**Recorded information:**

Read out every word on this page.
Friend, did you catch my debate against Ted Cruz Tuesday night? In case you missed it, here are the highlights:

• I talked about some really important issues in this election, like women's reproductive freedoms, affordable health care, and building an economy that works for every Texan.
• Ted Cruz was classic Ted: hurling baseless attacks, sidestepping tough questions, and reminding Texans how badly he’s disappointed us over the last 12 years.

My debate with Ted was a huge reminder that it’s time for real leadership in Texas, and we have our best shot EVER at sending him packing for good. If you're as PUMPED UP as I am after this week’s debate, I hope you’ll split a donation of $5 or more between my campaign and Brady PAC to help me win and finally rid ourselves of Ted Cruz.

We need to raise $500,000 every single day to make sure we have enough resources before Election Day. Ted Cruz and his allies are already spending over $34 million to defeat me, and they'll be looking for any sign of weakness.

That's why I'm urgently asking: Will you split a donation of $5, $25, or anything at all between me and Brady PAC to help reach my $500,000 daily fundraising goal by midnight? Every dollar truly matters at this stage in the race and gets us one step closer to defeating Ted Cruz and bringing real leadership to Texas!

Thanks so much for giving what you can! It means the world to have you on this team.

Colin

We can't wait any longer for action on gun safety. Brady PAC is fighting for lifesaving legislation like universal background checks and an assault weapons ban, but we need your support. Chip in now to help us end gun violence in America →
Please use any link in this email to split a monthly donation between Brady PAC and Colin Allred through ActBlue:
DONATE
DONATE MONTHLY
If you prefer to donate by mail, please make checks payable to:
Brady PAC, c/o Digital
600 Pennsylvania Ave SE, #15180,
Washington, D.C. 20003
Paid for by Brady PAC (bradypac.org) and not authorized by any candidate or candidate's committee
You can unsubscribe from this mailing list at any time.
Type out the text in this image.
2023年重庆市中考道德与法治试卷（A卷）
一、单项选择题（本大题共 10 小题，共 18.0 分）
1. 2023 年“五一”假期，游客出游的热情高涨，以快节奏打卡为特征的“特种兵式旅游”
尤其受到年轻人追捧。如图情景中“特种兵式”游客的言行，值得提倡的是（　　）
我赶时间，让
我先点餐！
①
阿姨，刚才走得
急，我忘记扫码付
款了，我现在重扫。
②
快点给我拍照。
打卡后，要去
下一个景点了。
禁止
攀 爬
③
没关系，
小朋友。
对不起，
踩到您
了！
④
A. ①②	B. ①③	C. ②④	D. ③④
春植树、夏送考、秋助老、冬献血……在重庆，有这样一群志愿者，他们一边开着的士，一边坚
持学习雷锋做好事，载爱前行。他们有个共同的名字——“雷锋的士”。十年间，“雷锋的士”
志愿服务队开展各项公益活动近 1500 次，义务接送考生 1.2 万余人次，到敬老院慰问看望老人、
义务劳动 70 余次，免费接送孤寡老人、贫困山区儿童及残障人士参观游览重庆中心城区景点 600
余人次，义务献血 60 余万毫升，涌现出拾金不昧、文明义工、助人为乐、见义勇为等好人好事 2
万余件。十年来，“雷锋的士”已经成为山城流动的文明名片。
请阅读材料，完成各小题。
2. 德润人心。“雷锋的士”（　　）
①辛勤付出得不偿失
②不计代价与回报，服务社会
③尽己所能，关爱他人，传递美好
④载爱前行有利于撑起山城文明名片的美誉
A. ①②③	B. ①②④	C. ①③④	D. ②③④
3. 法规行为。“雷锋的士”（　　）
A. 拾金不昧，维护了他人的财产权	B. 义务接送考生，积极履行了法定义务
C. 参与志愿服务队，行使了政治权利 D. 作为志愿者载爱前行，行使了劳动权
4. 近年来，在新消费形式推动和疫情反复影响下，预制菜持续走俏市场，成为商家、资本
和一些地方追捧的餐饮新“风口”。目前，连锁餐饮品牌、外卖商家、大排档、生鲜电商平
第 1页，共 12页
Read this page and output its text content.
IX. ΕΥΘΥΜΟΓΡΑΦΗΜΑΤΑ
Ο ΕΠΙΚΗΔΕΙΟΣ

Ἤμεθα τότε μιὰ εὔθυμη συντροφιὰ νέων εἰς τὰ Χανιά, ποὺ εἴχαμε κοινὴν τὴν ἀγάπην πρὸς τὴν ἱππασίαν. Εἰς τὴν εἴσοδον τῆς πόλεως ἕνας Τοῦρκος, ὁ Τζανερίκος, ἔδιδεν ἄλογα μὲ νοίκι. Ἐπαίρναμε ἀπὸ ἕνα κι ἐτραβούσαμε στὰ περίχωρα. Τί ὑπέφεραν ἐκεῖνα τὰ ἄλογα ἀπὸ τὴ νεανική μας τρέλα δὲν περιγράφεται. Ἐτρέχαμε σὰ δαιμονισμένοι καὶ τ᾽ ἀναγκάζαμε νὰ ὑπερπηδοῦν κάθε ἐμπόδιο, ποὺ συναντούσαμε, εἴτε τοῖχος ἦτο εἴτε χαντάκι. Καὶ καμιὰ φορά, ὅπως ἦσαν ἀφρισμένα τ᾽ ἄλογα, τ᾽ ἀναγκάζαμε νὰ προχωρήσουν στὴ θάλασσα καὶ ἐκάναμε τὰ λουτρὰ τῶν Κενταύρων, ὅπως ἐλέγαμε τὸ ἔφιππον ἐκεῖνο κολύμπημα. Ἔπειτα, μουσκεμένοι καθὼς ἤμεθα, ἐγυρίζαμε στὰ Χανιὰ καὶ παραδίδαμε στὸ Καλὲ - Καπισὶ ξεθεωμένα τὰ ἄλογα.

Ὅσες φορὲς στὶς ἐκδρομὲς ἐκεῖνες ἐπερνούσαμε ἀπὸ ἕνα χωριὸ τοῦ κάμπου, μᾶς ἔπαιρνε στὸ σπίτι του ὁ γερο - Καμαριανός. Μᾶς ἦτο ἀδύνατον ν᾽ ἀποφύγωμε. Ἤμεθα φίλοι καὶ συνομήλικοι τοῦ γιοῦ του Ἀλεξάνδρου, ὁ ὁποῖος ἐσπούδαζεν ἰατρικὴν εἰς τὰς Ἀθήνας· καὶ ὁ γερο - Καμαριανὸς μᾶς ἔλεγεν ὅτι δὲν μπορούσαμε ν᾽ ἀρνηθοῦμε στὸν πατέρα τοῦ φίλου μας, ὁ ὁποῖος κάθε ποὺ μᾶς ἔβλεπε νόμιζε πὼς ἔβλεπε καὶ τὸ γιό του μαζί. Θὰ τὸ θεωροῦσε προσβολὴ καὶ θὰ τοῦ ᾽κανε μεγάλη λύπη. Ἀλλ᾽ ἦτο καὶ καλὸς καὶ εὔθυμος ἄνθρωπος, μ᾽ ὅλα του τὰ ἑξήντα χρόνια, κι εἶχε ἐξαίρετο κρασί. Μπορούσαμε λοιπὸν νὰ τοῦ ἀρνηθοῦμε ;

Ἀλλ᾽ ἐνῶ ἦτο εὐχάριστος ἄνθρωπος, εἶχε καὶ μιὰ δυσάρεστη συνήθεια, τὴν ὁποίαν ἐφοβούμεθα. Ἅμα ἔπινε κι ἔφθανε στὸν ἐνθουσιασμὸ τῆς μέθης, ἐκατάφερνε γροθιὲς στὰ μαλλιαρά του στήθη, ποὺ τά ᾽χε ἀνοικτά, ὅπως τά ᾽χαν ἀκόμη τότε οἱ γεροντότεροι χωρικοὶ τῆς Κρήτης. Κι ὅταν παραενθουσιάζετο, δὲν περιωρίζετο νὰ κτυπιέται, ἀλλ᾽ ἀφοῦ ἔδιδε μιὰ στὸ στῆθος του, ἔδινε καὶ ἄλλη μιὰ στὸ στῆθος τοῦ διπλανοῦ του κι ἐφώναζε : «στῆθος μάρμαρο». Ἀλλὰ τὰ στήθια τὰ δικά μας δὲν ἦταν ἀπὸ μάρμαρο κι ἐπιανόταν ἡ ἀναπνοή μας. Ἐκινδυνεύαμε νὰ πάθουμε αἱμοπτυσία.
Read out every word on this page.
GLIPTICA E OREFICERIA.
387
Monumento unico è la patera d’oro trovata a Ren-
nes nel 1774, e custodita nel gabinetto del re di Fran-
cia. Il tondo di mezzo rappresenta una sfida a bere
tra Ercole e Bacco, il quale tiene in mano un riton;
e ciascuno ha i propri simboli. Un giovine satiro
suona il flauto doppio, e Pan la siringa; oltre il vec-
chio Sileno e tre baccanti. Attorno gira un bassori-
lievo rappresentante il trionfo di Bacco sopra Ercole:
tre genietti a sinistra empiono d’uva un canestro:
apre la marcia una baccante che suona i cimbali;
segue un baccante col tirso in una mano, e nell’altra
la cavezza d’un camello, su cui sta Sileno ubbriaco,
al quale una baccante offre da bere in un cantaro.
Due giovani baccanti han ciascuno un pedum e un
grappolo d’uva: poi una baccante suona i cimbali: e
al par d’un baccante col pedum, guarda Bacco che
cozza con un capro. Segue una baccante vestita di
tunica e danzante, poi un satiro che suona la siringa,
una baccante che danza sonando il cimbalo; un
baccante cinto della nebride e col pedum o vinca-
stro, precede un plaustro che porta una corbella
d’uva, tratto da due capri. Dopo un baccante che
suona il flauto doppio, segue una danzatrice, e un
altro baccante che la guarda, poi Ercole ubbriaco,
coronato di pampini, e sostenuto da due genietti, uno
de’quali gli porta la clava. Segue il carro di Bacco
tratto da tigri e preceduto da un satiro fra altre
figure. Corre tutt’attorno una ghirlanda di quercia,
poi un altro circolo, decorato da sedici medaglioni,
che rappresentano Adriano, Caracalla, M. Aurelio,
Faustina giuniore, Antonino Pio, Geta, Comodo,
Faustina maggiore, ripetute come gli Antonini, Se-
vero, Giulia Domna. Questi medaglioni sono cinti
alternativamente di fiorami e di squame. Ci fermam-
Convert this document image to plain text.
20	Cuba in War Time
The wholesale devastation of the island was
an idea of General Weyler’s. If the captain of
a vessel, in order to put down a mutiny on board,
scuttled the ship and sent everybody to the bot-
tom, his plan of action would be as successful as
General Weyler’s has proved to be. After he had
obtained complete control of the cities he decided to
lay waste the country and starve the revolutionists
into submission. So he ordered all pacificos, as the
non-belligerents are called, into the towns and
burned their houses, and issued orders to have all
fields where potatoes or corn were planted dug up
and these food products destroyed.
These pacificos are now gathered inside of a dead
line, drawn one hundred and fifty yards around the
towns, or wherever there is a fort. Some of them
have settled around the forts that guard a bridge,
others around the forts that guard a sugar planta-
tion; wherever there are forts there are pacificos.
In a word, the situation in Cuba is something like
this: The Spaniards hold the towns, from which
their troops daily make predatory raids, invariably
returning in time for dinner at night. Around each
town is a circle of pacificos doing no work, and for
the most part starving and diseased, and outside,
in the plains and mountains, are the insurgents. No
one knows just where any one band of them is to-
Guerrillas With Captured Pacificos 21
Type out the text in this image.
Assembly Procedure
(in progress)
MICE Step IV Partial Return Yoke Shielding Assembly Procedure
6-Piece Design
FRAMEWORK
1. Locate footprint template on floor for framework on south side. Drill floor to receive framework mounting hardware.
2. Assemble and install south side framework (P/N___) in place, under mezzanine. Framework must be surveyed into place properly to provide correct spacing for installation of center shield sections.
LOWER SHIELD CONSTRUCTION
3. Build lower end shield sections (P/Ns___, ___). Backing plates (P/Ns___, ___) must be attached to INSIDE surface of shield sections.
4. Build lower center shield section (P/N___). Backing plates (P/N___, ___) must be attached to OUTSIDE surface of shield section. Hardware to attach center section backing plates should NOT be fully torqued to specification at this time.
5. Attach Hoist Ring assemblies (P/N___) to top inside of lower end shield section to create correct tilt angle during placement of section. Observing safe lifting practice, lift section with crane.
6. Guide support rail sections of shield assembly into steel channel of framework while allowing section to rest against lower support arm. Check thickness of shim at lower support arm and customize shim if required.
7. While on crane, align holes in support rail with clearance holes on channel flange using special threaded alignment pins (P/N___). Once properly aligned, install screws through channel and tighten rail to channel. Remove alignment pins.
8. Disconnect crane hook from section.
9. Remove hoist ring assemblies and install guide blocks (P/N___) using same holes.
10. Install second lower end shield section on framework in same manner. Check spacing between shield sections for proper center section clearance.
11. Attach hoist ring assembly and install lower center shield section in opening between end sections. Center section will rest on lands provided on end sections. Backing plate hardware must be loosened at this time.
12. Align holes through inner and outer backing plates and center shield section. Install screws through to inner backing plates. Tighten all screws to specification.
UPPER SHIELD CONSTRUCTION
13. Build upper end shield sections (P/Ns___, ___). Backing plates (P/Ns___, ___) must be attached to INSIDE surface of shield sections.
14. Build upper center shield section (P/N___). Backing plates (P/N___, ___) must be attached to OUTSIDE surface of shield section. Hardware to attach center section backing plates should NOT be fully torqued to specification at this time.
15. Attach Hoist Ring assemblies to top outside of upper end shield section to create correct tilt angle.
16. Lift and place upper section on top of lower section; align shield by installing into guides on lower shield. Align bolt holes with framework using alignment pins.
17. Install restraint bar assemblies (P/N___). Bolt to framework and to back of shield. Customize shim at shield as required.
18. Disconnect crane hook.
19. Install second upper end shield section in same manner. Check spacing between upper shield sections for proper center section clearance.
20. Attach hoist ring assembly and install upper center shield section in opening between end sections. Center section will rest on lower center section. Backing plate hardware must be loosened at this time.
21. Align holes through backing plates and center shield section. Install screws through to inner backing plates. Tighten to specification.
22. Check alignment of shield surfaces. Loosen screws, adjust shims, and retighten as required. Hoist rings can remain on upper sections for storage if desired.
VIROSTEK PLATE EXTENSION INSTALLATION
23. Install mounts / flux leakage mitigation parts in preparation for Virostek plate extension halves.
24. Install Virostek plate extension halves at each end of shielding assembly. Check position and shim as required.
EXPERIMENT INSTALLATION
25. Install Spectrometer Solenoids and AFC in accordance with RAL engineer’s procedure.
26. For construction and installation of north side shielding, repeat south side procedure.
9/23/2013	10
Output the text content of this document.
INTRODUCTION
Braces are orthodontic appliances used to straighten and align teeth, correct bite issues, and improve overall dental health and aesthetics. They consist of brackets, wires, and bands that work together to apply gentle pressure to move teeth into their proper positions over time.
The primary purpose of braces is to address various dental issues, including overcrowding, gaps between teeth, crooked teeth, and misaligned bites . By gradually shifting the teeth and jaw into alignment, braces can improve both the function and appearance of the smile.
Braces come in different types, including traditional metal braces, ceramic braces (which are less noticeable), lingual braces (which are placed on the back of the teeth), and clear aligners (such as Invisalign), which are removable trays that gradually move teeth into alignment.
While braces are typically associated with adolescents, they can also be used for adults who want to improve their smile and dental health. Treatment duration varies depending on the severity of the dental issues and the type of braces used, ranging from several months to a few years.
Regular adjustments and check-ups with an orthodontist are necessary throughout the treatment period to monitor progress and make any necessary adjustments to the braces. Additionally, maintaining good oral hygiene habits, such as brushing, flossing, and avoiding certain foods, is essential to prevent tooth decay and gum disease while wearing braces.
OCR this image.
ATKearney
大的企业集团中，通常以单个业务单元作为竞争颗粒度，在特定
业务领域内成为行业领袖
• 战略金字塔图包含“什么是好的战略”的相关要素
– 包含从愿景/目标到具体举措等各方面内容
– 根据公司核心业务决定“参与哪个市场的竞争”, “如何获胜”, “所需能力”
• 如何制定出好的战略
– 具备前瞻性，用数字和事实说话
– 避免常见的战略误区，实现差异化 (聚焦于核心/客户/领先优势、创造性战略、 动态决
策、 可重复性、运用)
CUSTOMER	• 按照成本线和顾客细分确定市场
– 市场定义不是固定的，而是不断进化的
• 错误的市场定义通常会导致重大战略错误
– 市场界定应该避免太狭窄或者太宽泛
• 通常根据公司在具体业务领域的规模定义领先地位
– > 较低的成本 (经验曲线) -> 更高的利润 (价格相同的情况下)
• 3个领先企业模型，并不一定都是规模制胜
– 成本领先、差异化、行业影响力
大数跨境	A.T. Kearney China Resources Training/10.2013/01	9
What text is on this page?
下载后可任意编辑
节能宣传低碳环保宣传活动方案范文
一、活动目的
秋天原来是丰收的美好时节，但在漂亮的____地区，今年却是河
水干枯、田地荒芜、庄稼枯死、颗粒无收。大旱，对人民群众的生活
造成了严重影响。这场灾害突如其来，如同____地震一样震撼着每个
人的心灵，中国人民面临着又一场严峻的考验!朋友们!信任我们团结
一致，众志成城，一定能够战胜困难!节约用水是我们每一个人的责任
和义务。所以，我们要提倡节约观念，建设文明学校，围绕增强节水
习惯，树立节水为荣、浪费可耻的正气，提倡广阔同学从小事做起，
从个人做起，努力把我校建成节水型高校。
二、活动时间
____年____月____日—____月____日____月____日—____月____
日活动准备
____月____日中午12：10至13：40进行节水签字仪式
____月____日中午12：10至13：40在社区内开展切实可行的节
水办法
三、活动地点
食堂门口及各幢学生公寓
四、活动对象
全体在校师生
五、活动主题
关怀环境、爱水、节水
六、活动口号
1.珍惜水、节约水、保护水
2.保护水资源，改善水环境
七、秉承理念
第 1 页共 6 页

**Exercise instructions:**
Copy each line that contains the word "properly".

**Written answer:**
2. Assemble and install south side framework (P/N___) in place, under mezzanine. Framework must be surveyed into place properly to provide correct spacing for installation of center shield sections.
7. While on crane, align holes in support rail with clearance holes on channel flange using special threaded alignment pins (P/N___). Once properly aligned, install screws through channel and tighten rail to channel. Remove alignment pins.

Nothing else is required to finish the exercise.